§ **WORK REQUIRED**: Locate each line in the records containing "broken". Copy it.

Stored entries
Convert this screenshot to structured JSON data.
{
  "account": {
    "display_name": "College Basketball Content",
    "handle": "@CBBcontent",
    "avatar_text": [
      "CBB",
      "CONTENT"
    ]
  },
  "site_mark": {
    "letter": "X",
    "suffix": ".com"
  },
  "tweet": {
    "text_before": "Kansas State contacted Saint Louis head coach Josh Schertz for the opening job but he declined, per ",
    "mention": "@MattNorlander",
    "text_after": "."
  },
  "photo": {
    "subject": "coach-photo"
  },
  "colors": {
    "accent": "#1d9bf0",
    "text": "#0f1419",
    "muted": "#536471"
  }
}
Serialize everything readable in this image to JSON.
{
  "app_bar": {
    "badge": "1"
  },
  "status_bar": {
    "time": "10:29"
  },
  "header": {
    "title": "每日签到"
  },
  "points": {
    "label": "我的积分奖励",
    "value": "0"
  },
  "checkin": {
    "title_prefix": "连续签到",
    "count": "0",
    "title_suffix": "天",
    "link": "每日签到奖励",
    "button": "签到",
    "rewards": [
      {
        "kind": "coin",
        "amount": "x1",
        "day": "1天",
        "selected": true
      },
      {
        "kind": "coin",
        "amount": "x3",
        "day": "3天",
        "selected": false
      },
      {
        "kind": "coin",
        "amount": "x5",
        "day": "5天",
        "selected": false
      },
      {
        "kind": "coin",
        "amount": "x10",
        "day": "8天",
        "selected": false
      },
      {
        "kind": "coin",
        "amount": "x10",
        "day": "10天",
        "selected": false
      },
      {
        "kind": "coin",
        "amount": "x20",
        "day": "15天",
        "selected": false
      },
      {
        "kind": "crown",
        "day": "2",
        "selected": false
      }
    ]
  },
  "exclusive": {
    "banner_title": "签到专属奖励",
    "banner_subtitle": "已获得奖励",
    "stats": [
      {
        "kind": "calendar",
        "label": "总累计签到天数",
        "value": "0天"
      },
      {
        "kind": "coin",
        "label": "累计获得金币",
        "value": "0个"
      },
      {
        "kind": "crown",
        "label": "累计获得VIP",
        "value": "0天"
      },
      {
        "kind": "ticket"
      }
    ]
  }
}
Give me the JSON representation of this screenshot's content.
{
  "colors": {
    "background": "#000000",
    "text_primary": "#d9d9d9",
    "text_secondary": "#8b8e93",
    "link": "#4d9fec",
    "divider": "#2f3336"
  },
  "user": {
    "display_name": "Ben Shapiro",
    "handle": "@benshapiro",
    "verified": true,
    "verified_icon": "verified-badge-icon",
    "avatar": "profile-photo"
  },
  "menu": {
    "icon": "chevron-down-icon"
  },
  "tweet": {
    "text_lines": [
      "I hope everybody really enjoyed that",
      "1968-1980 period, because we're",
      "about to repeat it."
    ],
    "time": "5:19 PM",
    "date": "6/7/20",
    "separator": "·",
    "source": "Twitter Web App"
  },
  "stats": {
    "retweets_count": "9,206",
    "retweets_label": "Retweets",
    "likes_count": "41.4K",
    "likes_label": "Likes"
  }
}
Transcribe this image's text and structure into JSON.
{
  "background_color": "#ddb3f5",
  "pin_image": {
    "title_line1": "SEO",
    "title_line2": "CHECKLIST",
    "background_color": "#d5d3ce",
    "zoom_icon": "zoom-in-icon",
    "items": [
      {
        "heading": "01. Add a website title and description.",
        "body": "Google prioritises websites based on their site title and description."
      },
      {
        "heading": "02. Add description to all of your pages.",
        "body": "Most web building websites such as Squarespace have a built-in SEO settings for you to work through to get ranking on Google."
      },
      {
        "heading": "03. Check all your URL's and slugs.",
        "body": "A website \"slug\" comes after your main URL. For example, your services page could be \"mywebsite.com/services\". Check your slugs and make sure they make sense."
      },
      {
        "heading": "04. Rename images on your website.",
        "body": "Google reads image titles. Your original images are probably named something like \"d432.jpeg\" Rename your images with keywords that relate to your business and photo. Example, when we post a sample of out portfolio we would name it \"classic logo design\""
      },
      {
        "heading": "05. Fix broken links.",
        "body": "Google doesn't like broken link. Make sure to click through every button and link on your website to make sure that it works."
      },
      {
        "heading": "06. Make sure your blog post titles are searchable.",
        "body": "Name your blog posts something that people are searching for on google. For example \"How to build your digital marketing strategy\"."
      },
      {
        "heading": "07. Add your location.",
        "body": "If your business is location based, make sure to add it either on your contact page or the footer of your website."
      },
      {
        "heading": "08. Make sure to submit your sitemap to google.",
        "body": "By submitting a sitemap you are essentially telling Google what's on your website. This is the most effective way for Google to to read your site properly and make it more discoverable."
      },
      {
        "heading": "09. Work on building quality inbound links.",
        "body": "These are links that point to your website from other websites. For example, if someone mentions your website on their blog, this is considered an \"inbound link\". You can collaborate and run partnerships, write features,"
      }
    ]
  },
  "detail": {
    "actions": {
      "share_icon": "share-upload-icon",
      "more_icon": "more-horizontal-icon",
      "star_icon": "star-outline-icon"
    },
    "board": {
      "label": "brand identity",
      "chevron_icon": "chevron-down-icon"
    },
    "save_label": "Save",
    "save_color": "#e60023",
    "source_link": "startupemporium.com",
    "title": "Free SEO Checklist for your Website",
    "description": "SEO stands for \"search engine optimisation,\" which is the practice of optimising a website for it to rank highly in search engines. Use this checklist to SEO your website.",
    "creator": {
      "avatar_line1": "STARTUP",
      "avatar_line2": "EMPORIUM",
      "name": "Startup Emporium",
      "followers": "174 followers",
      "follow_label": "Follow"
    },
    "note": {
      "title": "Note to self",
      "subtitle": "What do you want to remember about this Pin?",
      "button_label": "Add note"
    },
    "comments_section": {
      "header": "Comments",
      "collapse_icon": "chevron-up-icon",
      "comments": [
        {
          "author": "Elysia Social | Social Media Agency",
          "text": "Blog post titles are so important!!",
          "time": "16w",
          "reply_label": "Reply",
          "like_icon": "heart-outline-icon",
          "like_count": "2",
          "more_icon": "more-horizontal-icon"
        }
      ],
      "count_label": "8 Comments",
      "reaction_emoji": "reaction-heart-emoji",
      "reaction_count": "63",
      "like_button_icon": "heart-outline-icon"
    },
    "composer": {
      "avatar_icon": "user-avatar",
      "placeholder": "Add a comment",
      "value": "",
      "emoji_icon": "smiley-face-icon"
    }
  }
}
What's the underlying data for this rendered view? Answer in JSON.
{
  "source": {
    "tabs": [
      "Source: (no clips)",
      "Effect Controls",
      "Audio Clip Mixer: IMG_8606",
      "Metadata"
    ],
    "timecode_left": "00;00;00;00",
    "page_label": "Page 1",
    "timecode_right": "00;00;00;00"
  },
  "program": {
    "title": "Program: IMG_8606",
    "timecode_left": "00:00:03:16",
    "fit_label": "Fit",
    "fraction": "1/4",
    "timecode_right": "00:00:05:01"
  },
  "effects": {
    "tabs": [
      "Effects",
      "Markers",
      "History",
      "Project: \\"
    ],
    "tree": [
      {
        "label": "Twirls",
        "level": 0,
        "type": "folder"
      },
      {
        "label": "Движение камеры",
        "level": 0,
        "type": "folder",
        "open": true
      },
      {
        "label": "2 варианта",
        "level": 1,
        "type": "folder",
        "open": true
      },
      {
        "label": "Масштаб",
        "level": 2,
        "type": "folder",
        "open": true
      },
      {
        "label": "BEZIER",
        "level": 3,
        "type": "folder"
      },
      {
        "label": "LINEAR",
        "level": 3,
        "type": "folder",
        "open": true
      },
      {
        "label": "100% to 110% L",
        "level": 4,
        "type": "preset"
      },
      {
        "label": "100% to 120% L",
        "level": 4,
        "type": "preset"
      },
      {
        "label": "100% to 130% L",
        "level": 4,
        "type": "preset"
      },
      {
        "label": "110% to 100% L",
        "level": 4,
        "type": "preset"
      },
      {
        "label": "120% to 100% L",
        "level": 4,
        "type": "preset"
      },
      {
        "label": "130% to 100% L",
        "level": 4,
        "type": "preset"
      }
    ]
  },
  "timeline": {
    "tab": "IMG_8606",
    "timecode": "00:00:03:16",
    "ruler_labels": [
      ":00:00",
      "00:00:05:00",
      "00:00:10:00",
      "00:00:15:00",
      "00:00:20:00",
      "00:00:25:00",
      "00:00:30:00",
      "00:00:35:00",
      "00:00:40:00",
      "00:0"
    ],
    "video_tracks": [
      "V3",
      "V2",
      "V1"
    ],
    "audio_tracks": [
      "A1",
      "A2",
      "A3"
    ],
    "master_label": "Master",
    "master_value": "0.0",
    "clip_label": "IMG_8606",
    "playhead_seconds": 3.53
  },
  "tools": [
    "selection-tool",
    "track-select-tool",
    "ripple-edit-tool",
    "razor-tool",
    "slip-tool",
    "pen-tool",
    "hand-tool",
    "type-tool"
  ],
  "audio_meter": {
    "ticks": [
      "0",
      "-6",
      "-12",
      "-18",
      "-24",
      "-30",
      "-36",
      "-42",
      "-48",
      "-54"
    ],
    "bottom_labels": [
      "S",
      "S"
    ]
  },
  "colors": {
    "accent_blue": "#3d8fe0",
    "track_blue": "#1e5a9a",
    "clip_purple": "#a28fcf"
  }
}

§ **SOLUTION FOR THIS PROBLEM**:
        "heading": "05. Fix broken links.",
        "body": "Google doesn't like broken link. Make sure to click through every button and link on your website to make sure that it works."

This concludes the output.